EXERCISE:
Read the records and gather each line that includes "JSON".

PROVIDED RECORDS:
################
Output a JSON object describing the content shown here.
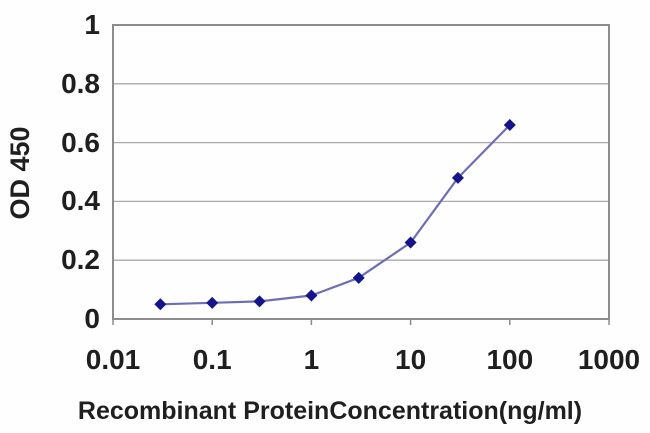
{
  "chart_data": {
    "type": "line",
    "title": "",
    "xlabel": "Recombinant ProteinConcentration(ng/ml)",
    "ylabel": "OD 450",
    "x_scale": "log",
    "xlim": [
      0.01,
      1000
    ],
    "ylim": [
      0,
      1
    ],
    "x": [
      0.03,
      0.1,
      0.3,
      1,
      3,
      10,
      30,
      100
    ],
    "y": [
      0.05,
      0.055,
      0.06,
      0.08,
      0.14,
      0.26,
      0.48,
      0.66
    ],
    "x_tick_values": [
      0.01,
      0.1,
      1,
      10,
      100,
      1000
    ],
    "x_tick_labels": [
      "0.01",
      "0.1",
      "1",
      "10",
      "100",
      "1000"
    ],
    "y_tick_values": [
      0,
      0.2,
      0.4,
      0.6,
      0.8,
      1
    ],
    "y_tick_labels": [
      "0",
      "0.2",
      "0.4",
      "0.6",
      "0.8",
      "1"
    ],
    "grid": "horizontal",
    "legend_position": "none",
    "marker_shape": "diamond",
    "colors": {
      "line": "#6e6eb6",
      "marker": "#14148c",
      "grid": "#aaaaaa",
      "axis": "#8c8c8c",
      "text": "#1f1f1f",
      "background": "#fefefe"
    }
  }
}
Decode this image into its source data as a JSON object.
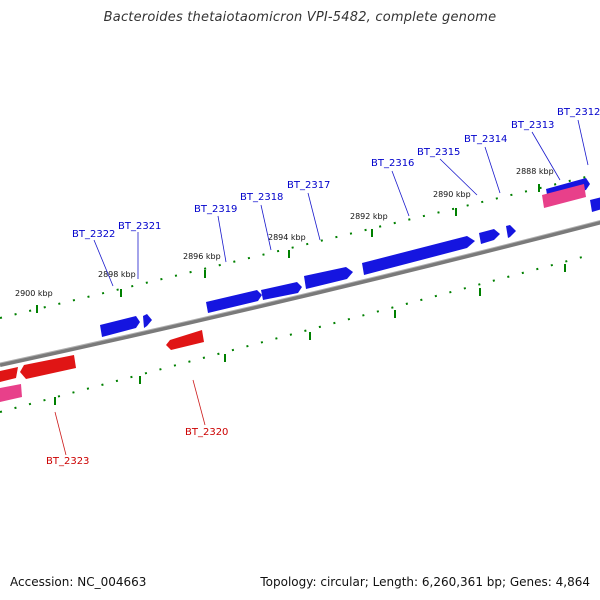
################
RESULT OF THIS EXERCISE:
Output a JSON object describing the content shown here.
Decode this image into its source data as a JSON object.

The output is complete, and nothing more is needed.